■ **Exercise directions**:
Within the lines below, find those that hold the string "figure" and copy each one.
··· Exercise materials
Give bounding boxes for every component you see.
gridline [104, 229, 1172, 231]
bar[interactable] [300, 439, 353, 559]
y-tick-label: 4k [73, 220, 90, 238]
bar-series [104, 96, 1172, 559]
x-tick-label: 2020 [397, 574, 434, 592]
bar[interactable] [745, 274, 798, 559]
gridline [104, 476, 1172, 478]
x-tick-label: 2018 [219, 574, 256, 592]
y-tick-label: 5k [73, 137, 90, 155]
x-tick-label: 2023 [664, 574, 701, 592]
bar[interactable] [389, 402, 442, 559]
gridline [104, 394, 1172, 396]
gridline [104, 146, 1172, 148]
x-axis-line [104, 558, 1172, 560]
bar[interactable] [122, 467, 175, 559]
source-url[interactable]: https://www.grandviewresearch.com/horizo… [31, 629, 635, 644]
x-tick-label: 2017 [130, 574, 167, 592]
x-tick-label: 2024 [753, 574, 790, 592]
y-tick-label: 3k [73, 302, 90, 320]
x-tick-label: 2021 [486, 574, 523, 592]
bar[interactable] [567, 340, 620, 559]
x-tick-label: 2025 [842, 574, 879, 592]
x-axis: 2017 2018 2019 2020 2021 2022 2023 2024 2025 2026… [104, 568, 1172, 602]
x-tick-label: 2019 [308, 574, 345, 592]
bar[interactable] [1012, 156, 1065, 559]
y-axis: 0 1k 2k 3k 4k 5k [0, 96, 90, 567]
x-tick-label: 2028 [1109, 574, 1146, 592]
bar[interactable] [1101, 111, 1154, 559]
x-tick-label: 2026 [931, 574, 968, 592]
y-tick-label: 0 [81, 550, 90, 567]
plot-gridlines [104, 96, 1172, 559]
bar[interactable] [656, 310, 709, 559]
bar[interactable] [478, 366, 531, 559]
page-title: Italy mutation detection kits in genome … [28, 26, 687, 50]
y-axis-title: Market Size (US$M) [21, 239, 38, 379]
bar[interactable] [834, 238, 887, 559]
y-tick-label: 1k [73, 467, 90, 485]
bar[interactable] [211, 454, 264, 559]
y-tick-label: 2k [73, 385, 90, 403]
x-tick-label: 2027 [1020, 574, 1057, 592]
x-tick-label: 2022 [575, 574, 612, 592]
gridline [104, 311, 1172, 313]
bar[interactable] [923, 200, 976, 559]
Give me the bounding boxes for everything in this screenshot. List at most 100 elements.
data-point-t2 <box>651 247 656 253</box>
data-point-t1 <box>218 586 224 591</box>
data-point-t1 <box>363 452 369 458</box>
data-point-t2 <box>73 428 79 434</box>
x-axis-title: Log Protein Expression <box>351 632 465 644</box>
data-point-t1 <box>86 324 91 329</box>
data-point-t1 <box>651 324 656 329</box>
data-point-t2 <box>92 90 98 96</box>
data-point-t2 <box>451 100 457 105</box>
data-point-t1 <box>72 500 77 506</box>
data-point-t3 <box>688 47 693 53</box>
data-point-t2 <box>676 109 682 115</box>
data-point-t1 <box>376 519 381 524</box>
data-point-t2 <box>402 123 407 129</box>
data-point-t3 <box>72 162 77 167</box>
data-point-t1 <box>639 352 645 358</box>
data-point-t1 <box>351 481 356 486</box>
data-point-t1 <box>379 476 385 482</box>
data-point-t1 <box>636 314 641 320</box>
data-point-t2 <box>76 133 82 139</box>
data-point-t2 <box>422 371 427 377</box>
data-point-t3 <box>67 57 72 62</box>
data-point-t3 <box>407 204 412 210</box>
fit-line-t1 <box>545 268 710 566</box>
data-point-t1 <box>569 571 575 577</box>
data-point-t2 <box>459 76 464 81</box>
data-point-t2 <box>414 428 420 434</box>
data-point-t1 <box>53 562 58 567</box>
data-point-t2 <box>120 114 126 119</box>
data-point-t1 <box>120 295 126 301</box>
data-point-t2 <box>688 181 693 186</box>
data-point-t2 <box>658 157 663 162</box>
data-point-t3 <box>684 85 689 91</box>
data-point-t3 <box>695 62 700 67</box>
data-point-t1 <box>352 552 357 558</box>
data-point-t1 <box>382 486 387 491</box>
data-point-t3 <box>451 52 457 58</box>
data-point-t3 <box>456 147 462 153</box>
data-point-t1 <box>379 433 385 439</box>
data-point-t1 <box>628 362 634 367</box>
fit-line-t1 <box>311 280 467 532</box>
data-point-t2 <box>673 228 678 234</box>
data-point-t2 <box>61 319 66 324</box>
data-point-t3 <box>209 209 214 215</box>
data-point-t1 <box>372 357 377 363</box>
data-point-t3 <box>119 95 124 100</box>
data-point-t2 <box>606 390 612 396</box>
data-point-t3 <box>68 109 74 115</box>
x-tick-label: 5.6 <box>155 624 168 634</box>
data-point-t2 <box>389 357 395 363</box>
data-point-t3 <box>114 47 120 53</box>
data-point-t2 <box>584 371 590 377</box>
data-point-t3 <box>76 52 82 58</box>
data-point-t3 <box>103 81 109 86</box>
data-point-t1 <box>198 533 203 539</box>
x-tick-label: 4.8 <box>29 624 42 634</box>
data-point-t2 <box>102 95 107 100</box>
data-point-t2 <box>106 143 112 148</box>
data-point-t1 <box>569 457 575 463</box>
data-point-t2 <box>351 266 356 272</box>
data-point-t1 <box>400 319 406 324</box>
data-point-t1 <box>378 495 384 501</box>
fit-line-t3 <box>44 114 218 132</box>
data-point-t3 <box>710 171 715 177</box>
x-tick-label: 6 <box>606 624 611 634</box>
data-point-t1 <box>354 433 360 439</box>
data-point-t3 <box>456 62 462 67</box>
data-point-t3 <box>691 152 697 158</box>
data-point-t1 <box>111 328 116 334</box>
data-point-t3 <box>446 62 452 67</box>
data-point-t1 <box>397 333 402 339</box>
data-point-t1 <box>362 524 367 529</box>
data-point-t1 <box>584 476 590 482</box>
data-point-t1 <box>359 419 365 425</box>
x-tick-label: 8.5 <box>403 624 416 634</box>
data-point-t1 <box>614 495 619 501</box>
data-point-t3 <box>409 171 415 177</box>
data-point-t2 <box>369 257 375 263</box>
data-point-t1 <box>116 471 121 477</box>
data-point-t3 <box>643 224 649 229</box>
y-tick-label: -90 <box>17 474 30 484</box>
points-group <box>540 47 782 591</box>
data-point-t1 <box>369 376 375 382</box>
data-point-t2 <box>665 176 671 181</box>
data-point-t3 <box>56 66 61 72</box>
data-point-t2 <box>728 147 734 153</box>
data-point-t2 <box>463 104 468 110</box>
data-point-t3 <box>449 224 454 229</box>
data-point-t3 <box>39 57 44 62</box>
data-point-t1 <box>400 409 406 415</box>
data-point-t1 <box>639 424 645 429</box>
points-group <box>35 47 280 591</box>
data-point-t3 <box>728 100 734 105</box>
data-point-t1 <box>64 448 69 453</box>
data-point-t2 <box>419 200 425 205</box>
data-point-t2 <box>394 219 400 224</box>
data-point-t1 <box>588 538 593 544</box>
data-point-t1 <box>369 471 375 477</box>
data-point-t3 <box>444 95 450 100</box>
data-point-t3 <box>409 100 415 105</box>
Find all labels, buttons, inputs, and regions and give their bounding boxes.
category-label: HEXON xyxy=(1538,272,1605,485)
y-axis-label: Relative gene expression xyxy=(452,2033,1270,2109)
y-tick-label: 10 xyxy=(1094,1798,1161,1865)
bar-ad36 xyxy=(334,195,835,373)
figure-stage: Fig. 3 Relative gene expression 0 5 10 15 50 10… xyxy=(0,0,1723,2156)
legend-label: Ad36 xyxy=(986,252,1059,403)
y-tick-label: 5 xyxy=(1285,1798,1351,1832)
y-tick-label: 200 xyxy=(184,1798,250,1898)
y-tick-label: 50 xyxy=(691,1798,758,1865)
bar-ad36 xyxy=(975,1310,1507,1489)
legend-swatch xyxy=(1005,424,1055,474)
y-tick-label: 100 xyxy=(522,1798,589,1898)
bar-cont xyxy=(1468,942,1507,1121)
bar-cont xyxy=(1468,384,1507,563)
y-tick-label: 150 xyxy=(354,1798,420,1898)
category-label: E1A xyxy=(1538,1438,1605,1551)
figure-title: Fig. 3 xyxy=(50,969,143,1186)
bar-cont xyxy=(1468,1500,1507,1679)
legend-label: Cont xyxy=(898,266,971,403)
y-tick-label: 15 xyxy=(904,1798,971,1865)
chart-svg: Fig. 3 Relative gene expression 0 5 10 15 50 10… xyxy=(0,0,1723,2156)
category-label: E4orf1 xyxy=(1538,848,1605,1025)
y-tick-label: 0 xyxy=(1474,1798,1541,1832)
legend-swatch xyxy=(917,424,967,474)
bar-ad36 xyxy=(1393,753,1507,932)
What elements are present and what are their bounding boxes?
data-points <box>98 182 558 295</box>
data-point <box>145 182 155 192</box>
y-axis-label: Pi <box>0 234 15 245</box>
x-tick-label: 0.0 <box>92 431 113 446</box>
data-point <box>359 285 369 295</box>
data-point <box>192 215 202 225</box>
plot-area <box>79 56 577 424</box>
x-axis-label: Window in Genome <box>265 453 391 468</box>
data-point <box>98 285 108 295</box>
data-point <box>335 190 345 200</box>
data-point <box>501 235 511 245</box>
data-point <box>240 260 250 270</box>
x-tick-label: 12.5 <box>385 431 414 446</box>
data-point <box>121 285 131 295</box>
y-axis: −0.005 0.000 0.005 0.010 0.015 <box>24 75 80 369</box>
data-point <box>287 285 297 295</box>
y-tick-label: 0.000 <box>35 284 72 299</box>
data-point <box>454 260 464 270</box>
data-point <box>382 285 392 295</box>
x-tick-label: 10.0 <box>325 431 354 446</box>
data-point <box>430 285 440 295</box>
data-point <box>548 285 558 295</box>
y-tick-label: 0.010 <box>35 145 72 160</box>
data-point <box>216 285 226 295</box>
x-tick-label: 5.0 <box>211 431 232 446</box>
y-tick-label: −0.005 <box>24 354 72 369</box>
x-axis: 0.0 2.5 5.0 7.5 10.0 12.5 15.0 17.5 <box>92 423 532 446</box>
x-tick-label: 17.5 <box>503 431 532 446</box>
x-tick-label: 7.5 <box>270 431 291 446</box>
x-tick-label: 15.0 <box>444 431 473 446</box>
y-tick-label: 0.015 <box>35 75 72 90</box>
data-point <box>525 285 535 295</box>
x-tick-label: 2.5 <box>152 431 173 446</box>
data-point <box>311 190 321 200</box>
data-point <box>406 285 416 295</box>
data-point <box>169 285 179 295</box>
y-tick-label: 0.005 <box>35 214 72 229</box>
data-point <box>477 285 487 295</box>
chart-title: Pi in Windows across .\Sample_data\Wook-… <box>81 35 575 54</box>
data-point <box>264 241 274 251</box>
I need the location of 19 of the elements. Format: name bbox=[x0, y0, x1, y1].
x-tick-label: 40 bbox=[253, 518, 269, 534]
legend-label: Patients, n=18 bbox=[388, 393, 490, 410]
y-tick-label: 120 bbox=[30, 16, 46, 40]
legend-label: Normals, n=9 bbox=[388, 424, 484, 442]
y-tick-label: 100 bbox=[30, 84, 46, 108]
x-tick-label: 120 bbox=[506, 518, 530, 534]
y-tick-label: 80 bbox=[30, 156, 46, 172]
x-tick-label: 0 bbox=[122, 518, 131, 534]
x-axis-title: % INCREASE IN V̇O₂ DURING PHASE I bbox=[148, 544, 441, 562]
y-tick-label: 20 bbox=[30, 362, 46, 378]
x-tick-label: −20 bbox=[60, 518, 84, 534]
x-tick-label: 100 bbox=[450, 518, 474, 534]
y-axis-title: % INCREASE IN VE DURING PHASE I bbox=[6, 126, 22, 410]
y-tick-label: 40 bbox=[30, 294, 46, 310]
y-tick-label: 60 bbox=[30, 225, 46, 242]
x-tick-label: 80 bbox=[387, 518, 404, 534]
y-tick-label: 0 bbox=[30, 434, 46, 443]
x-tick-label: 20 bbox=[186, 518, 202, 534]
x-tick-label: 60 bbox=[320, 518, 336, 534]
······
■ **Worked solution**:
figure-stage: Fig. 3 Relative gene expression 0 5 10 15 50 10… xyxy=(0,0,1723,2156)
figure-title: Fig. 3 xyxy=(50,969,143,1186)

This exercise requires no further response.